Objective: Count only the lines of the records that hold "EBITDA", then give the number without any other words.

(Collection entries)
[start]

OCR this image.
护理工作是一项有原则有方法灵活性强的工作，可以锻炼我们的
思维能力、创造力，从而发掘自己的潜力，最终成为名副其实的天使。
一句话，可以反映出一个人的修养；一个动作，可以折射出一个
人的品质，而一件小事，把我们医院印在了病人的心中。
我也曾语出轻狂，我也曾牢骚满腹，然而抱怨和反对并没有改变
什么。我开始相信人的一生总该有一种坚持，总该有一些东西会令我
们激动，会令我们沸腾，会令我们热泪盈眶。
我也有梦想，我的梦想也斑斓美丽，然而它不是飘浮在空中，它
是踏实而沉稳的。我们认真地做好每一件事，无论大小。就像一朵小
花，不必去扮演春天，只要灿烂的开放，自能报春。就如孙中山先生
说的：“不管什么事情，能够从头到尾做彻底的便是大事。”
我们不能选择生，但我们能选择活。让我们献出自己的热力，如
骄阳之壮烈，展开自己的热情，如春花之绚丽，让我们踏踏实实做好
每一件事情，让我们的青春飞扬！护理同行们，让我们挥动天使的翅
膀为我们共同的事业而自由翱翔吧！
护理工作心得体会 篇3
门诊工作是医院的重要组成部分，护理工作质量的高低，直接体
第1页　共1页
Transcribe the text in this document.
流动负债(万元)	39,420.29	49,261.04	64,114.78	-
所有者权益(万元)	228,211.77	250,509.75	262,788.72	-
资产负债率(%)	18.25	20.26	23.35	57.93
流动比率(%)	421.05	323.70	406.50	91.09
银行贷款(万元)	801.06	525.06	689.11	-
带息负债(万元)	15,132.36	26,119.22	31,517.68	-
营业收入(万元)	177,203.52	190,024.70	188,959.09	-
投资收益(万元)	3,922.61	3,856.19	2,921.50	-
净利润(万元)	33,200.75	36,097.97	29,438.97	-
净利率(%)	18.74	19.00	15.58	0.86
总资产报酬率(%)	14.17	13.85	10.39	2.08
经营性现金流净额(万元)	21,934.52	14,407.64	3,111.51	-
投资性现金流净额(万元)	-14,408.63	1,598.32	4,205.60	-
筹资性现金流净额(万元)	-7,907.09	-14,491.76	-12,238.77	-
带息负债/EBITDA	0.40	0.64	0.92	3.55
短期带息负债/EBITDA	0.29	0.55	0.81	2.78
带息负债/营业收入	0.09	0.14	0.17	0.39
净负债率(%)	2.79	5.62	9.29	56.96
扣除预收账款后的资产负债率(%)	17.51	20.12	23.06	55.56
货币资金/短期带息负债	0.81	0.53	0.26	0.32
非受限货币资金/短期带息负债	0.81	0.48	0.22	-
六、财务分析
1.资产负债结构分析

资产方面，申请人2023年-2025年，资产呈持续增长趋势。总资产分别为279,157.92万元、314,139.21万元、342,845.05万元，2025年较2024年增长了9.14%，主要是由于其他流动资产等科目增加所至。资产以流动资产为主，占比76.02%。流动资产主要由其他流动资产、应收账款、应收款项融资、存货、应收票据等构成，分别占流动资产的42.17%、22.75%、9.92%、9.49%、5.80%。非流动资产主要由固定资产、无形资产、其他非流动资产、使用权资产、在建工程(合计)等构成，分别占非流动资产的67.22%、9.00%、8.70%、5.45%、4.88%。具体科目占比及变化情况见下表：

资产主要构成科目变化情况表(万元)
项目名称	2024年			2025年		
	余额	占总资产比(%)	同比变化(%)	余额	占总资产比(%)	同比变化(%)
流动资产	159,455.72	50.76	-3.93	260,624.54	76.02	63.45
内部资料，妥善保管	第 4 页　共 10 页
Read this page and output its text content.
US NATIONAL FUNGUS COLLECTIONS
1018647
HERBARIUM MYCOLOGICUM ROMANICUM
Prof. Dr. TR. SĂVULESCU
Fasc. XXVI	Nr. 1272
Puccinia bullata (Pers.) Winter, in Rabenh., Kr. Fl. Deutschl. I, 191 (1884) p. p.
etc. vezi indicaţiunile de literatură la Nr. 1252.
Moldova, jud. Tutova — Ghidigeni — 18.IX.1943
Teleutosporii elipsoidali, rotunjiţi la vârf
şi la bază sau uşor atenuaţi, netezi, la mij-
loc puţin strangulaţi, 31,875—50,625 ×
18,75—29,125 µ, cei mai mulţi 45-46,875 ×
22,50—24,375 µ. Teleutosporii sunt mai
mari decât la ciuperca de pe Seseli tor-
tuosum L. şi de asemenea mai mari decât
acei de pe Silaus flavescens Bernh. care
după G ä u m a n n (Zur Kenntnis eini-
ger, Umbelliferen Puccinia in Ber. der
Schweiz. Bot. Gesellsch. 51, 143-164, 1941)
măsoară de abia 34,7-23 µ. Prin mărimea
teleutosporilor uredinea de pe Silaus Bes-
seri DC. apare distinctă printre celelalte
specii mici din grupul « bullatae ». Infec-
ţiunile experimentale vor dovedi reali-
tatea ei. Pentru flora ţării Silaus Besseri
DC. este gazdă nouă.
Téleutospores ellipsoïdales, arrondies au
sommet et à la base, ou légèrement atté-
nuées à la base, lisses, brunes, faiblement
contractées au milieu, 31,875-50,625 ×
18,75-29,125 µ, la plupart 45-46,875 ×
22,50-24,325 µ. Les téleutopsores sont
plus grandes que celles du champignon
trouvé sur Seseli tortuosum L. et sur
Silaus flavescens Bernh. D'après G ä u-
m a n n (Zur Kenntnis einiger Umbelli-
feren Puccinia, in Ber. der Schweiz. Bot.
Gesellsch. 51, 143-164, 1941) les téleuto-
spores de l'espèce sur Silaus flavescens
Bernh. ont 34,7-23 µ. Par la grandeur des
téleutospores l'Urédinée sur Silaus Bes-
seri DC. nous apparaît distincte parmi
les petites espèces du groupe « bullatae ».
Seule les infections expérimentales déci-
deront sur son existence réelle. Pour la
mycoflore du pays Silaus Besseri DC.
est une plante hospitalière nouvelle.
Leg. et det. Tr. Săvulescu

[end]

Response below: 2